● **What is needed**:
Write each record again exactly as it stands.

>>>>>

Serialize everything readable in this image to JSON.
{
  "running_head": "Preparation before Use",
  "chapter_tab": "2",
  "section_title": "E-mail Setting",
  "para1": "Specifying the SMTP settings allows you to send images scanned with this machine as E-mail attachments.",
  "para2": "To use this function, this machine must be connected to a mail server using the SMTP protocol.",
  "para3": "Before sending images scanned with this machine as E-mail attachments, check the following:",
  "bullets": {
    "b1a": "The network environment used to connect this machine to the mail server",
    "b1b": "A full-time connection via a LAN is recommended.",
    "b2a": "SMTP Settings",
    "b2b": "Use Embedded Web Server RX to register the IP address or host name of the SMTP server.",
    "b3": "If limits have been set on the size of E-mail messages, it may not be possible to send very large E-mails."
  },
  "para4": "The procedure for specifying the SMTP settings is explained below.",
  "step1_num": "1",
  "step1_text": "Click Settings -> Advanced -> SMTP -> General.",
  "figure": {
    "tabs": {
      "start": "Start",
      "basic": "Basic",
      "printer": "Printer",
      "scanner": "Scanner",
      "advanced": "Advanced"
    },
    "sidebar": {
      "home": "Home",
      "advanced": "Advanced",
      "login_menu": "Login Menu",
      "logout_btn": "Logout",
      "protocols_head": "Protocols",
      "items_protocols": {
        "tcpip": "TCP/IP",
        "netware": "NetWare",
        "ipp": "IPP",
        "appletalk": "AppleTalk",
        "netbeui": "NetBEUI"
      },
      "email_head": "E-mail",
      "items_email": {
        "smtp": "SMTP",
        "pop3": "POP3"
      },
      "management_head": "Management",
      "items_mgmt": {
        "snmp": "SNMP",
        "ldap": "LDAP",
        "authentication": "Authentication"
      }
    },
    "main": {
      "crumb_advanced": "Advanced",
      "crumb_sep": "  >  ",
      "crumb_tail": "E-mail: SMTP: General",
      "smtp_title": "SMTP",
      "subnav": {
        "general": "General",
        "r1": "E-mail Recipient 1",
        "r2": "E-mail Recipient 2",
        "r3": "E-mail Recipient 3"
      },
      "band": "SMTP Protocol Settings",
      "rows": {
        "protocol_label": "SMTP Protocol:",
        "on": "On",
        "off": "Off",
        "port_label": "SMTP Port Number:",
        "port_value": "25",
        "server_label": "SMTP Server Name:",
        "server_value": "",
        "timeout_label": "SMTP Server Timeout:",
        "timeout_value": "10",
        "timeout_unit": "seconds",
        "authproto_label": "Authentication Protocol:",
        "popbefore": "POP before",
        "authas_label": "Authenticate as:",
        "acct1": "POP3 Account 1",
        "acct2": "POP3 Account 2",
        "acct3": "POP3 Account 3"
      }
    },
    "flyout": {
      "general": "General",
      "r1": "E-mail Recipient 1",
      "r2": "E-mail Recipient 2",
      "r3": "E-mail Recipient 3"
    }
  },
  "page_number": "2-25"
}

<<<<<

● **Final answer**:
Serialize everything readable in this image to JSON.
{
  "running_head": "Preparation before Use",
  "chapter_tab": "2",
  "section_title": "E-mail Setting",
  "para1": "Specifying the SMTP settings allows you to send images scanned with this machine as E-mail attachments.",
  "para2": "To use this function, this machine must be connected to a mail server using the SMTP protocol.",
  "para3": "Before sending images scanned with this machine as E-mail attachments, check the following:",
  "bullets": {
    "b1a": "The network environment used to connect this machine to the mail server",
    "b1b": "A full-time connection via a LAN is recommended.",
    "b2a": "SMTP Settings",
    "b2b": "Use Embedded Web Server RX to register the IP address or host name of the SMTP server.",
    "b3": "If limits have been set on the size of E-mail messages, it may not be possible to send very large E-mails."
  },
  "para4": "The procedure for specifying the SMTP settings is explained below.",
  "step1_num": "1",
  "step1_text": "Click Settings -> Advanced -> SMTP -> General.",
  "figure": {
    "tabs": {
      "start": "Start",
      "basic": "Basic",
      "printer": "Printer",
      "scanner": "Scanner",
      "advanced": "Advanced"
    },
    "sidebar": {
      "home": "Home",
      "advanced": "Advanced",
      "login_menu": "Login Menu",
      "logout_btn": "Logout",
      "protocols_head": "Protocols",
      "items_protocols": {
        "tcpip": "TCP/IP",
        "netware": "NetWare",
        "ipp": "IPP",
        "appletalk": "AppleTalk",
        "netbeui": "NetBEUI"
      },
      "email_head": "E-mail",
      "items_email": {
        "smtp": "SMTP",
        "pop3": "POP3"
      },
      "management_head": "Management",
      "items_mgmt": {
        "snmp": "SNMP",
        "ldap": "LDAP",
        "authentication": "Authentication"
      }
    },
    "main": {
      "crumb_advanced": "Advanced",
      "crumb_sep": "  >  ",
      "crumb_tail": "E-mail: SMTP: General",
      "smtp_title": "SMTP",
      "subnav": {
        "general": "General",
        "r1": "E-mail Recipient 1",
        "r2": "E-mail Recipient 2",
        "r3": "E-mail Recipient 3"
      },
      "band": "SMTP Protocol Settings",
      "rows": {
        "protocol_label": "SMTP Protocol:",
        "on": "On",
        "off": "Off",
        "port_label": "SMTP Port Number:",
        "port_value": "25",
        "server_label": "SMTP Server Name:",
        "server_value": "",
        "timeout_label": "SMTP Server Timeout:",
        "timeout_value": "10",
        "timeout_unit": "seconds",
        "authproto_label": "Authentication Protocol:",
        "popbefore": "POP before",
        "authas_label": "Authenticate as:",
        "acct1": "POP3 Account 1",
        "acct2": "POP3 Account 2",
        "acct3": "POP3 Account 3"
      }
    },
    "flyout": {
      "general": "General",
      "r1": "E-mail Recipient 1",
      "r2": "E-mail Recipient 2",
      "r3": "E-mail Recipient 3"
    }
  },
  "page_number": "2-25"
}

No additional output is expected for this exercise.